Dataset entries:
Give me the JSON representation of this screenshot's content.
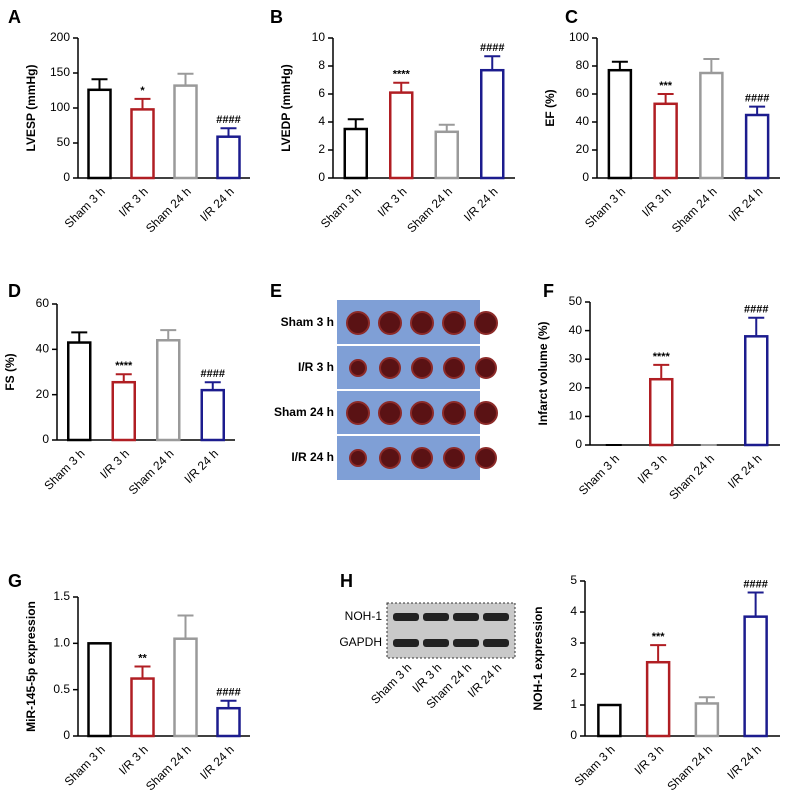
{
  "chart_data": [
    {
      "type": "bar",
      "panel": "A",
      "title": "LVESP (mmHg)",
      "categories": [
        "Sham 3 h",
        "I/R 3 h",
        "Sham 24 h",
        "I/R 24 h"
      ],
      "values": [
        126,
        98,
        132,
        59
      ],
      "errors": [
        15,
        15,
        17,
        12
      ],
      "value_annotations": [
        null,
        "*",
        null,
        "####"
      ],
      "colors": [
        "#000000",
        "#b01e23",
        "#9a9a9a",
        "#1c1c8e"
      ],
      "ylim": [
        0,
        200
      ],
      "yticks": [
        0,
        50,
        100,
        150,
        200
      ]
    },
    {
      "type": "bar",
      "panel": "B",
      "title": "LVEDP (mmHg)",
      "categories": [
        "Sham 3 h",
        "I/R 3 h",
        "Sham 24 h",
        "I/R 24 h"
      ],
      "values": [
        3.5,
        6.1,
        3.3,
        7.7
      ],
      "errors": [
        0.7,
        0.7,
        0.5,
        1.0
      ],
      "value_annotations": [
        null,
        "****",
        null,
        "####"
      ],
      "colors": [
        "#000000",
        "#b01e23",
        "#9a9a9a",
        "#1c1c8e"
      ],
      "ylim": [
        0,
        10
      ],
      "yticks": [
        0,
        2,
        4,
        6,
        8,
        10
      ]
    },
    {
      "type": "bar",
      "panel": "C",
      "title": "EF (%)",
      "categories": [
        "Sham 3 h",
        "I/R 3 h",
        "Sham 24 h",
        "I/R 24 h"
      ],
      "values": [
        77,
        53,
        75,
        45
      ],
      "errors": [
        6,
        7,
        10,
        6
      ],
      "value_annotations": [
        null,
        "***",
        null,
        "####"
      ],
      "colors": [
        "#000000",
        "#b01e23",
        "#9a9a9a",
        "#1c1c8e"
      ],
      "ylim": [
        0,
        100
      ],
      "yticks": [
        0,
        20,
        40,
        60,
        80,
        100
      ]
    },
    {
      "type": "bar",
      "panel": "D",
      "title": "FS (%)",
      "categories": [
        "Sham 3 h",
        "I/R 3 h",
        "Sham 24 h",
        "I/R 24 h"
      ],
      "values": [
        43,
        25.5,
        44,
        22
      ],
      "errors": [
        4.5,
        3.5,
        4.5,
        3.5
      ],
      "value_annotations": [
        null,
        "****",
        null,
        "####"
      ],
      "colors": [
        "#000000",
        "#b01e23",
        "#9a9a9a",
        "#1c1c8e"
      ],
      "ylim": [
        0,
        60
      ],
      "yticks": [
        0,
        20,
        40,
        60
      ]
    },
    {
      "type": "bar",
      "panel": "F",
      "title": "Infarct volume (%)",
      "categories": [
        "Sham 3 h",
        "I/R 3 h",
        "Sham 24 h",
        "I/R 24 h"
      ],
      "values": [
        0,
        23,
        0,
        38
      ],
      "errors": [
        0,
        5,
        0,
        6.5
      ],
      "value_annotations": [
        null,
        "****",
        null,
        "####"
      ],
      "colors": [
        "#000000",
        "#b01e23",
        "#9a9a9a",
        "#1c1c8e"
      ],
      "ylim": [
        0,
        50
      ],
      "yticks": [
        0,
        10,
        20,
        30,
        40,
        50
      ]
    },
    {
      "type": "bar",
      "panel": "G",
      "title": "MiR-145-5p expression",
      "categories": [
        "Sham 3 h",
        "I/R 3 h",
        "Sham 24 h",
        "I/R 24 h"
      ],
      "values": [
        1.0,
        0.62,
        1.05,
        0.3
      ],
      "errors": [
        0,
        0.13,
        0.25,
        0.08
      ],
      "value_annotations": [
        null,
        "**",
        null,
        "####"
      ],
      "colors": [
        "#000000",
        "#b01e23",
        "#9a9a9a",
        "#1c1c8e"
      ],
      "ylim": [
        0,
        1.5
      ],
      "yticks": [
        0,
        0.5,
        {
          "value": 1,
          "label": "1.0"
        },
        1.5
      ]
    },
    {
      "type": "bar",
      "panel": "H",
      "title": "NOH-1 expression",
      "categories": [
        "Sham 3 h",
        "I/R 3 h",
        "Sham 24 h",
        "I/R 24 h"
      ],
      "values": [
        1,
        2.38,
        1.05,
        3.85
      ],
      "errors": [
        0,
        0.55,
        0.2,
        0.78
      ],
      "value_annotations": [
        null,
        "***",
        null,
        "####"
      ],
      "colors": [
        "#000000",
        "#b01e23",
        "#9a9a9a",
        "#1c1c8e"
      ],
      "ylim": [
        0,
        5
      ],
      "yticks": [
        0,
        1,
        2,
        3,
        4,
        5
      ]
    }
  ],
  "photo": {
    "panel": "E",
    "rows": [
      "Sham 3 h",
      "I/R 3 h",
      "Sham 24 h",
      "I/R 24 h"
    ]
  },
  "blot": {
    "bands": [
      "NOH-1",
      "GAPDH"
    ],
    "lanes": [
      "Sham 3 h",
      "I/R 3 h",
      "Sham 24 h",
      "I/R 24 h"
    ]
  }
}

Stated problem
All records above are to be printed exactly, minus the pictures they contain.

Written solution
Give me the JSON representation of this screenshot's content.
{
  "chart_data": [
    {
      "type": "bar",
      "panel": "A",
      "title": "LVESP (mmHg)",
      "categories": [
        "Sham 3 h",
        "I/R 3 h",
        "Sham 24 h",
        "I/R 24 h"
      ],
      "values": [
        126,
        98,
        132,
        59
      ],
      "errors": [
        15,
        15,
        17,
        12
      ],
      "value_annotations": [
        null,
        "*",
        null,
        "####"
      ],
      "colors": [
        "#000000",
        "#b01e23",
        "#9a9a9a",
        "#1c1c8e"
      ],
      "ylim": [
        0,
        200
      ],
      "yticks": [
        0,
        50,
        100,
        150,
        200
      ]
    },
    {
      "type": "bar",
      "panel": "B",
      "title": "LVEDP (mmHg)",
      "categories": [
        "Sham 3 h",
        "I/R 3 h",
        "Sham 24 h",
        "I/R 24 h"
      ],
      "values": [
        3.5,
        6.1,
        3.3,
        7.7
      ],
      "errors": [
        0.7,
        0.7,
        0.5,
        1.0
      ],
      "value_annotations": [
        null,
        "****",
        null,
        "####"
      ],
      "colors": [
        "#000000",
        "#b01e23",
        "#9a9a9a",
        "#1c1c8e"
      ],
      "ylim": [
        0,
        10
      ],
      "yticks": [
        0,
        2,
        4,
        6,
        8,
        10
      ]
    },
    {
      "type": "bar",
      "panel": "C",
      "title": "EF (%)",
      "categories": [
        "Sham 3 h",
        "I/R 3 h",
        "Sham 24 h",
        "I/R 24 h"
      ],
      "values": [
        77,
        53,
        75,
        45
      ],
      "errors": [
        6,
        7,
        10,
        6
      ],
      "value_annotations": [
        null,
        "***",
        null,
        "####"
      ],
      "colors": [
        "#000000",
        "#b01e23",
        "#9a9a9a",
        "#1c1c8e"
      ],
      "ylim": [
        0,
        100
      ],
      "yticks": [
        0,
        20,
        40,
        60,
        80,
        100
      ]
    },
    {
      "type": "bar",
      "panel": "D",
      "title": "FS (%)",
      "categories": [
        "Sham 3 h",
        "I/R 3 h",
        "Sham 24 h",
        "I/R 24 h"
      ],
      "values": [
        43,
        25.5,
        44,
        22
      ],
      "errors": [
        4.5,
        3.5,
        4.5,
        3.5
      ],
      "value_annotations": [
        null,
        "****",
        null,
        "####"
      ],
      "colors": [
        "#000000",
        "#b01e23",
        "#9a9a9a",
        "#1c1c8e"
      ],
      "ylim": [
        0,
        60
      ],
      "yticks": [
        0,
        20,
        40,
        60
      ]
    },
    {
      "type": "bar",
      "panel": "F",
      "title": "Infarct volume (%)",
      "categories": [
        "Sham 3 h",
        "I/R 3 h",
        "Sham 24 h",
        "I/R 24 h"
      ],
      "values": [
        0,
        23,
        0,
        38
      ],
      "errors": [
        0,
        5,
        0,
        6.5
      ],
      "value_annotations": [
        null,
        "****",
        null,
        "####"
      ],
      "colors": [
        "#000000",
        "#b01e23",
        "#9a9a9a",
        "#1c1c8e"
      ],
      "ylim": [
        0,
        50
      ],
      "yticks": [
        0,
        10,
        20,
        30,
        40,
        50
      ]
    },
    {
      "type": "bar",
      "panel": "G",
      "title": "MiR-145-5p expression",
      "categories": [
        "Sham 3 h",
        "I/R 3 h",
        "Sham 24 h",
        "I/R 24 h"
      ],
      "values": [
        1.0,
        0.62,
        1.05,
        0.3
      ],
      "errors": [
        0,
        0.13,
        0.25,
        0.08
      ],
      "value_annotations": [
        null,
        "**",
        null,
        "####"
      ],
      "colors": [
        "#000000",
        "#b01e23",
        "#9a9a9a",
        "#1c1c8e"
      ],
      "ylim": [
        0,
        1.5
      ],
      "yticks": [
        0,
        0.5,
        {
          "value": 1,
          "label": "1.0"
        },
        1.5
      ]
    },
    {
      "type": "bar",
      "panel": "H",
      "title": "NOH-1 expression",
      "categories": [
        "Sham 3 h",
        "I/R 3 h",
        "Sham 24 h",
        "I/R 24 h"
      ],
      "values": [
        1,
        2.38,
        1.05,
        3.85
      ],
      "errors": [
        0,
        0.55,
        0.2,
        0.78
      ],
      "value_annotations": [
        null,
        "***",
        null,
        "####"
      ],
      "colors": [
        "#000000",
        "#b01e23",
        "#9a9a9a",
        "#1c1c8e"
      ],
      "ylim": [
        0,
        5
      ],
      "yticks": [
        0,
        1,
        2,
        3,
        4,
        5
      ]
    }
  ],
  "photo": {
    "panel": "E",
    "rows": [
      "Sham 3 h",
      "I/R 3 h",
      "Sham 24 h",
      "I/R 24 h"
    ]
  },
  "blot": {
    "bands": [
      "NOH-1",
      "GAPDH"
    ],
    "lanes": [
      "Sham 3 h",
      "I/R 3 h",
      "Sham 24 h",
      "I/R 24 h"
    ]
  }
}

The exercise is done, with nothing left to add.